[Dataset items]
>>>>>

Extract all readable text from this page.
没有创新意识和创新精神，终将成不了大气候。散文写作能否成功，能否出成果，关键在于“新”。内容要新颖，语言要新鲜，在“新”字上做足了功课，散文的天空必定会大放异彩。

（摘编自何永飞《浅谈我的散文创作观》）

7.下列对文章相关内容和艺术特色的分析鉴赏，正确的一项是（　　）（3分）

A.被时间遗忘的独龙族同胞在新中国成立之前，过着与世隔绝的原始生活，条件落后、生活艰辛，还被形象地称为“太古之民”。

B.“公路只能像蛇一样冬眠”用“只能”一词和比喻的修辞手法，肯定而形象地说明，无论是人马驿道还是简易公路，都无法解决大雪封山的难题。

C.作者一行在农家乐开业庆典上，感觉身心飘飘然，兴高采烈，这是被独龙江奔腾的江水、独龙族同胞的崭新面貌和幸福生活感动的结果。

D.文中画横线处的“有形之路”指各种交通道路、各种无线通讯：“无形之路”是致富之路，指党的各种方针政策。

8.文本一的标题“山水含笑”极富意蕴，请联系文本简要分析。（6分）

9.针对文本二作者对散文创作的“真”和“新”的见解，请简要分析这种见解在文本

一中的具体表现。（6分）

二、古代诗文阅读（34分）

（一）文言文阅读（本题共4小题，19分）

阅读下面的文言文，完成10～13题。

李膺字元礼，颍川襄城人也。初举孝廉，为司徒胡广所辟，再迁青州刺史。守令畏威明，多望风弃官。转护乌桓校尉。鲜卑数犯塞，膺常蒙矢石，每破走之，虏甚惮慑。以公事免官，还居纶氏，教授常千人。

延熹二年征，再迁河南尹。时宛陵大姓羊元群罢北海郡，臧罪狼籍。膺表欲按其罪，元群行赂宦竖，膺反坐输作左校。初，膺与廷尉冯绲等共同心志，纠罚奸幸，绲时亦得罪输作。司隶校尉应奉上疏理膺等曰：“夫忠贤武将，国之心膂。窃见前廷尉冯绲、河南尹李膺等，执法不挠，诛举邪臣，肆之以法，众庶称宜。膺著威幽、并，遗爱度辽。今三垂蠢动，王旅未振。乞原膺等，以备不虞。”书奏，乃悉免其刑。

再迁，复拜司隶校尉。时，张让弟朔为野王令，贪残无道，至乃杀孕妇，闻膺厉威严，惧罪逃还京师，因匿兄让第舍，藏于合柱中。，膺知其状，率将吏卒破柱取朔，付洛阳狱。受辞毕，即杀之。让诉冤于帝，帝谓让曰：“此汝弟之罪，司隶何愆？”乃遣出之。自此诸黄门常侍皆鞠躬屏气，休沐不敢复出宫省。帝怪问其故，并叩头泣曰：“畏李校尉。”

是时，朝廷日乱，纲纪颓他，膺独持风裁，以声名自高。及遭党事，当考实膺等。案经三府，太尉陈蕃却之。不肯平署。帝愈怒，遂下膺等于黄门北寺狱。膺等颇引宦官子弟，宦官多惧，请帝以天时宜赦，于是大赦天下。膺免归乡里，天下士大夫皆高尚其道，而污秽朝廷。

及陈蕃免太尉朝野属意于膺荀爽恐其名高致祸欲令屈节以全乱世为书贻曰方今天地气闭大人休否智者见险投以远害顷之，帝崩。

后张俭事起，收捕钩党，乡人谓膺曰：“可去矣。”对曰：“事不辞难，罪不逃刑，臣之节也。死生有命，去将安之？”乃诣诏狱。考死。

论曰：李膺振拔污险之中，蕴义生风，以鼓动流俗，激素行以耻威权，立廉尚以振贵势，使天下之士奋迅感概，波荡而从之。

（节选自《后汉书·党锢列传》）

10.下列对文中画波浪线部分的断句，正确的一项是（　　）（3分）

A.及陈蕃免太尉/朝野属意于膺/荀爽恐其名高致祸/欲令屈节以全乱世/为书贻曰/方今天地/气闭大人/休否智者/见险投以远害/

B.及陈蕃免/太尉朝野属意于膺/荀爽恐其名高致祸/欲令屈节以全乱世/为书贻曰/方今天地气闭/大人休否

<<<<<

** Directions **
Identify how many lines in the entries above contain the word "正确的一项是" and provide only that figure.

** Solution **
2